[Task statement]: Locate the lines that hold the string "cours". Copy every such line.
-- Begin --
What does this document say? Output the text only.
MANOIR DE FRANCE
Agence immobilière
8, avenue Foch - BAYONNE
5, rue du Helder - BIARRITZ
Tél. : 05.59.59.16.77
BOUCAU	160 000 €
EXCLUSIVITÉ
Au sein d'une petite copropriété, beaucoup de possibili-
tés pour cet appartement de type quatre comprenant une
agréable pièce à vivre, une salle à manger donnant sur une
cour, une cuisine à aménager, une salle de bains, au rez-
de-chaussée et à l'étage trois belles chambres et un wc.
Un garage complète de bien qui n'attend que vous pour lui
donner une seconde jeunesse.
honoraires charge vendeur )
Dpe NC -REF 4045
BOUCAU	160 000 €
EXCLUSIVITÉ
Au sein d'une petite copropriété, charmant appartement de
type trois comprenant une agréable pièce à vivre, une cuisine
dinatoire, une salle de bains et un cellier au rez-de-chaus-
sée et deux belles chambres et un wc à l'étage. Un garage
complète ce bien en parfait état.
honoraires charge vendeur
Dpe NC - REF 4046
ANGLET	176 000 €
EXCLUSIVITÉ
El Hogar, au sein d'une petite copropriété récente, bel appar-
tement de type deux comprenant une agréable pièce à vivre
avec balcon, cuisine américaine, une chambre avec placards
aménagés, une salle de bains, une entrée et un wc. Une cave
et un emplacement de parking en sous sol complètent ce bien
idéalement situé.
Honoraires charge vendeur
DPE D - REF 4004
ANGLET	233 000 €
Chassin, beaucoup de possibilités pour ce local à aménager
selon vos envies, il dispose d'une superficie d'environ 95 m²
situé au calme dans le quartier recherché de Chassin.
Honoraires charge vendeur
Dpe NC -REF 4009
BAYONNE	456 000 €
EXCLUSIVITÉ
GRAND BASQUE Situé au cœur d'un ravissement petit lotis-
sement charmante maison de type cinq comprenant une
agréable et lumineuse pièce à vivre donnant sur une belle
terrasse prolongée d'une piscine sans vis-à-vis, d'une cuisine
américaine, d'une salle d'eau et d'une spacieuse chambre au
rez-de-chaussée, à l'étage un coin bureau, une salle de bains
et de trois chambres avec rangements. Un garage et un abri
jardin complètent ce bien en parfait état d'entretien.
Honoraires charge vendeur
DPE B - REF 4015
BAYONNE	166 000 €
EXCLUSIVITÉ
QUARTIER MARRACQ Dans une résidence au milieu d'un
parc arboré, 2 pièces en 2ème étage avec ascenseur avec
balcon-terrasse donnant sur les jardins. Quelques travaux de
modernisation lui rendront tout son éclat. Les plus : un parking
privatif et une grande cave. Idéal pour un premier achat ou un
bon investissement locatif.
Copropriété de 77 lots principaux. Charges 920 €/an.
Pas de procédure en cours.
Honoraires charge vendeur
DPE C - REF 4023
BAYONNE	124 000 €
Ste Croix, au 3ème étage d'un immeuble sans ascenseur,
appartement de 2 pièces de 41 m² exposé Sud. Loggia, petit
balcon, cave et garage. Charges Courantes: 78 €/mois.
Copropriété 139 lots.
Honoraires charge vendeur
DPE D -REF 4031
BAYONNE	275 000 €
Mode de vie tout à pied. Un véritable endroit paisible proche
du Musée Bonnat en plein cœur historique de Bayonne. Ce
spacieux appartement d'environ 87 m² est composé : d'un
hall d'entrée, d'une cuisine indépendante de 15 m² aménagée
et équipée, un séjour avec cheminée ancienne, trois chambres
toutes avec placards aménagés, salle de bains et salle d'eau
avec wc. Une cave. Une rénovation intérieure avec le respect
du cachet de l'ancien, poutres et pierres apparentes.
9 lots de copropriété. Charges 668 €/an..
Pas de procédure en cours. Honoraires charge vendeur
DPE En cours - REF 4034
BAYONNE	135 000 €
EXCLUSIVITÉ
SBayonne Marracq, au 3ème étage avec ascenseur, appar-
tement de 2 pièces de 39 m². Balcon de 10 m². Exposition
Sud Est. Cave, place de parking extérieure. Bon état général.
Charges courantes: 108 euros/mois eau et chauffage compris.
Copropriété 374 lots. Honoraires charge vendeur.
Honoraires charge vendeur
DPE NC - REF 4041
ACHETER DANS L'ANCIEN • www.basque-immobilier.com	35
-- End --
[Response for this exercise]:
Pas de procédure en cours.
Pas de procédure en cours. Honoraires charge vendeur
DPE En cours - REF 4034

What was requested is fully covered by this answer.